The task - The data below is to be returned in full and exactly.

Material provided -
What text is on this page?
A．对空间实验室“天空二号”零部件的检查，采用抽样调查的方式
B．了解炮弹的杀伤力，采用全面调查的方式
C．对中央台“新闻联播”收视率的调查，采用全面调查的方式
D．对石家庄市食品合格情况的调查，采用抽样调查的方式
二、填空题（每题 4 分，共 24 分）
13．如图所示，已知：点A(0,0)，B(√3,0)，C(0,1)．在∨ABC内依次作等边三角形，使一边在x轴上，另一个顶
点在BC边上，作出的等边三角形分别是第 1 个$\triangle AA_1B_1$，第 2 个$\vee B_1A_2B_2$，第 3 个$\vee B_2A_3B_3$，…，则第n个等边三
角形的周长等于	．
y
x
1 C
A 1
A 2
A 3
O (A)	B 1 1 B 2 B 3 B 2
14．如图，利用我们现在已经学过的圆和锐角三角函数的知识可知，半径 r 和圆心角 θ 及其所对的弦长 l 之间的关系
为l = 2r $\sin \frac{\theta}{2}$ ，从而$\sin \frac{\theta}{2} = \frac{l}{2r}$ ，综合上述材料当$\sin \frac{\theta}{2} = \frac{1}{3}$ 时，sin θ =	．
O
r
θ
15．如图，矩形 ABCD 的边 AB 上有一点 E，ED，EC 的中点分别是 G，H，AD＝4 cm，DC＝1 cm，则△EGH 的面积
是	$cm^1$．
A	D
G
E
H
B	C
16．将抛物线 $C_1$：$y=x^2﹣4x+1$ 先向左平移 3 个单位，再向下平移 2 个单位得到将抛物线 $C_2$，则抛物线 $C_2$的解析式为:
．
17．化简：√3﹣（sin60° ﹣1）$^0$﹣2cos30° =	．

Solution to the exercise -
What text is on this page?
A．对空间实验室“天空二号”零部件的检查，采用抽样调查的方式
B．了解炮弹的杀伤力，采用全面调查的方式
C．对中央台“新闻联播”收视率的调查，采用全面调查的方式
D．对石家庄市食品合格情况的调查，采用抽样调查的方式
二、填空题（每题 4 分，共 24 分）
13．如图所示，已知：点A(0,0)，B(√3,0)，C(0,1)．在∨ABC内依次作等边三角形，使一边在x轴上，另一个顶
点在BC边上，作出的等边三角形分别是第 1 个$\triangle AA_1B_1$，第 2 个$\vee B_1A_2B_2$，第 3 个$\vee B_2A_3B_3$，…，则第n个等边三
角形的周长等于	．
y
x
1 C
A 1
A 2
A 3
O (A)	B 1 1 B 2 B 3 B 2
14．如图，利用我们现在已经学过的圆和锐角三角函数的知识可知，半径 r 和圆心角 θ 及其所对的弦长 l 之间的关系
为l = 2r $\sin \frac{\theta}{2}$ ，从而$\sin \frac{\theta}{2} = \frac{l}{2r}$ ，综合上述材料当$\sin \frac{\theta}{2} = \frac{1}{3}$ 时，sin θ =	．
O
r
θ
15．如图，矩形 ABCD 的边 AB 上有一点 E，ED，EC 的中点分别是 G，H，AD＝4 cm，DC＝1 cm，则△EGH 的面积
是	$cm^1$．
A	D
G
E
H
B	C
16．将抛物线 $C_1$：$y=x^2﹣4x+1$ 先向左平移 3 个单位，再向下平移 2 个单位得到将抛物线 $C_2$，则抛物线 $C_2$的解析式为:
．
17．化简：√3﹣（sin60° ﹣1）$^0$﹣2cos30° =	．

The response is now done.